● **JOB**: Wherever the string "text" occurs in a line of these records, report that line.

Dataset entries
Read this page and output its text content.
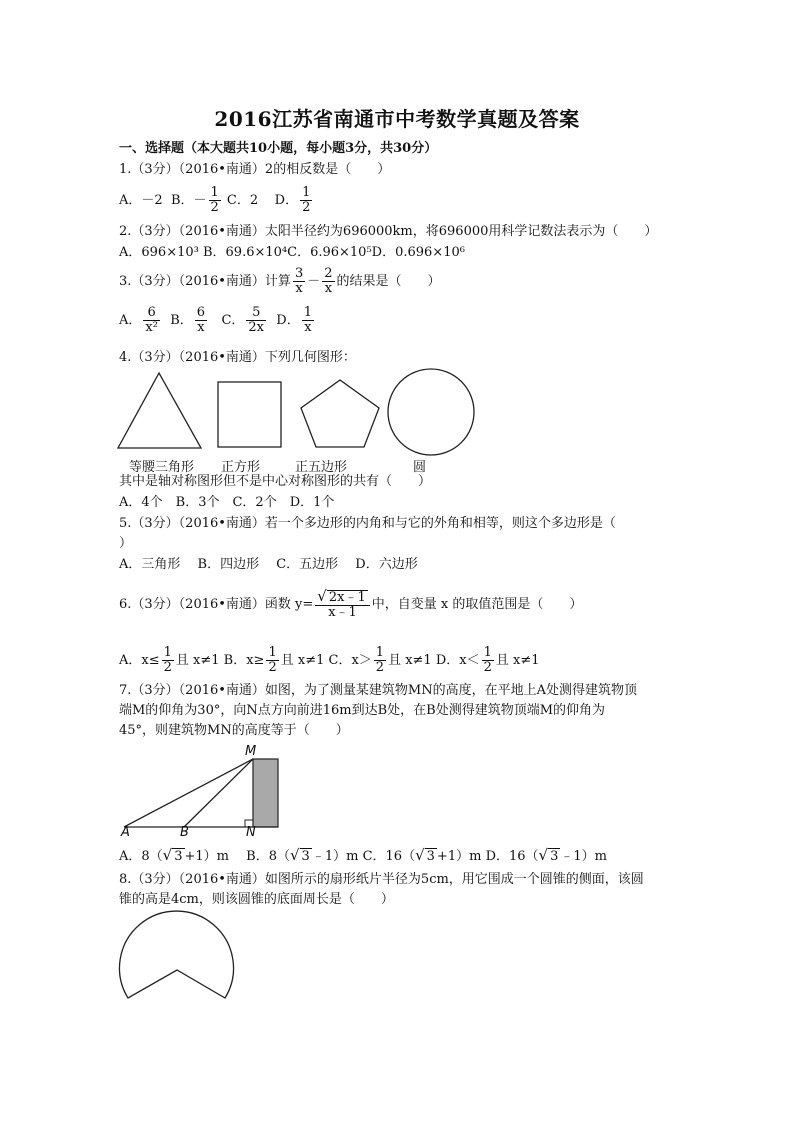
2016江苏省南通市中考数学真题及答案
一、选择题（本大题共10小题，每小题3分，共30分）
1.（3分）（2016•南通）2的相反数是（　　）
A．－2 B．－ $\frac{1}{2}$ C．2 D． $\frac{1}{2}$
2.（3分）（2016•南通）太阳半径约为696000km，将696000用科学记数法表示为（　　）
A．696×10³ B．69.6×10⁴C．6.96×10⁵D．0.696×10⁶
3.（3分）（2016•南通）计算 $\frac{3}{x} - \frac{2}{x}$ 的结果是（　　）
A． $\frac{6}{\text{x²}}$ B． $\frac{6}{x}$ C． $\frac{5}{2x}$ D． $\frac{1}{x}$
4.（3分）（2016•南通）下列几何图形：
等腰三角形 正方形	正五边形	圆
其中是轴对称图形但不是中心对称图形的共有（　　）
A．4个　B．3个　C．2个　D．1个
5.（3分）（2016•南通）若一个多边形的内角和与它的外角和相等，则这个多边形是（
）
A．三角形　 B．四边形　 C．五边形　 D．六边形
6.（3分）（2016•南通）函数 $y= \frac{√ 2x﹣1}{x﹣1}$ 中，自变量 x 的取值范围是（　　）
A．$x\le \frac{1}{2}$ 且 x≠1 B．$x\ge \frac{1}{2}$ 且 x≠1 C．$x> \frac{1}{2}$ 且 x≠1 D．$x< \frac{1}{2}$ 且 x≠1
7.（3分）（2016•南通）如图，为了测量某建筑物MN的高度，在平地上A处测得建筑物顶
端M的仰角为30°，向N点方向前进16m到达B处，在B处测得建筑物顶端M的仰角为
45°，则建筑物MN的高度等于（　　）
M
A	B	N
A．8（√ 3 +1）m　 B．8（√ 3 ﹣1）m C．16（√ 3 +1）m D．16（√ 3 ﹣1）m
8.（3分）（2016•南通）如图所示的扇形纸片半径为5cm，用它围成一个圆锥的侧面，该圆
锥的高是4cm，则该圆锥的底面周长是（　　）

● **COMPLETE RESPONSE**:
Read this page and output its text content.
A． $\frac{6}{\text{x²}}$ B． $\frac{6}{x}$ C． $\frac{5}{2x}$ D． $\frac{1}{x}$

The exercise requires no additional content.